◆ Exercise aim: Without altering anything, output the material below.

◆ Dataset extract:
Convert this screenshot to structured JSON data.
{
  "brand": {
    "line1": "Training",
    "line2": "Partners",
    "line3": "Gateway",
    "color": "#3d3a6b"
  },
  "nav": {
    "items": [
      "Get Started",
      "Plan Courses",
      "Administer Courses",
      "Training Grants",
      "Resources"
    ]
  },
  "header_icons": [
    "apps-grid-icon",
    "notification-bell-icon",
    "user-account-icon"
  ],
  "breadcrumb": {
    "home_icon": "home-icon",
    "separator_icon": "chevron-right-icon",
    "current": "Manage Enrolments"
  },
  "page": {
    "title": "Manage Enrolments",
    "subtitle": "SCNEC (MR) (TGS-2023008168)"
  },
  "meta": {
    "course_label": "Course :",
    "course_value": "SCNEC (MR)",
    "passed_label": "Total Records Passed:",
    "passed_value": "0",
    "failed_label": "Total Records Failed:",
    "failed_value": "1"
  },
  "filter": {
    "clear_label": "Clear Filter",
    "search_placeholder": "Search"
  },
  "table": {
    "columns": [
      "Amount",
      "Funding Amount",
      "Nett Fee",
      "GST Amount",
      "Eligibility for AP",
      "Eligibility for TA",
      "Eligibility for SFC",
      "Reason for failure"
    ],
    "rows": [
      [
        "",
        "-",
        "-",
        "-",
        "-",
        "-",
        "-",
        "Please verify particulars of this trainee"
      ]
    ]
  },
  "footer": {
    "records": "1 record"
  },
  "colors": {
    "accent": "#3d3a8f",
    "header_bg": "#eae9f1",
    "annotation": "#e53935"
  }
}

◆ Solution for this exercise:
Convert this screenshot to structured JSON data.
{
  "brand": {
    "line1": "Training",
    "line2": "Partners",
    "line3": "Gateway",
    "color": "#3d3a6b"
  },
  "nav": {
    "items": [
      "Get Started",
      "Plan Courses",
      "Administer Courses",
      "Training Grants",
      "Resources"
    ]
  },
  "header_icons": [
    "apps-grid-icon",
    "notification-bell-icon",
    "user-account-icon"
  ],
  "breadcrumb": {
    "home_icon": "home-icon",
    "separator_icon": "chevron-right-icon",
    "current": "Manage Enrolments"
  },
  "page": {
    "title": "Manage Enrolments",
    "subtitle": "SCNEC (MR) (TGS-2023008168)"
  },
  "meta": {
    "course_label": "Course :",
    "course_value": "SCNEC (MR)",
    "passed_label": "Total Records Passed:",
    "passed_value": "0",
    "failed_label": "Total Records Failed:",
    "failed_value": "1"
  },
  "filter": {
    "clear_label": "Clear Filter",
    "search_placeholder": "Search"
  },
  "table": {
    "columns": [
      "Amount",
      "Funding Amount",
      "Nett Fee",
      "GST Amount",
      "Eligibility for AP",
      "Eligibility for TA",
      "Eligibility for SFC",
      "Reason for failure"
    ],
    "rows": [
      [
        "",
        "-",
        "-",
        "-",
        "-",
        "-",
        "-",
        "Please verify particulars of this trainee"
      ]
    ]
  },
  "footer": {
    "records": "1 record"
  },
  "colors": {
    "accent": "#3d3a8f",
    "header_bg": "#eae9f1",
    "annotation": "#e53935"
  }
}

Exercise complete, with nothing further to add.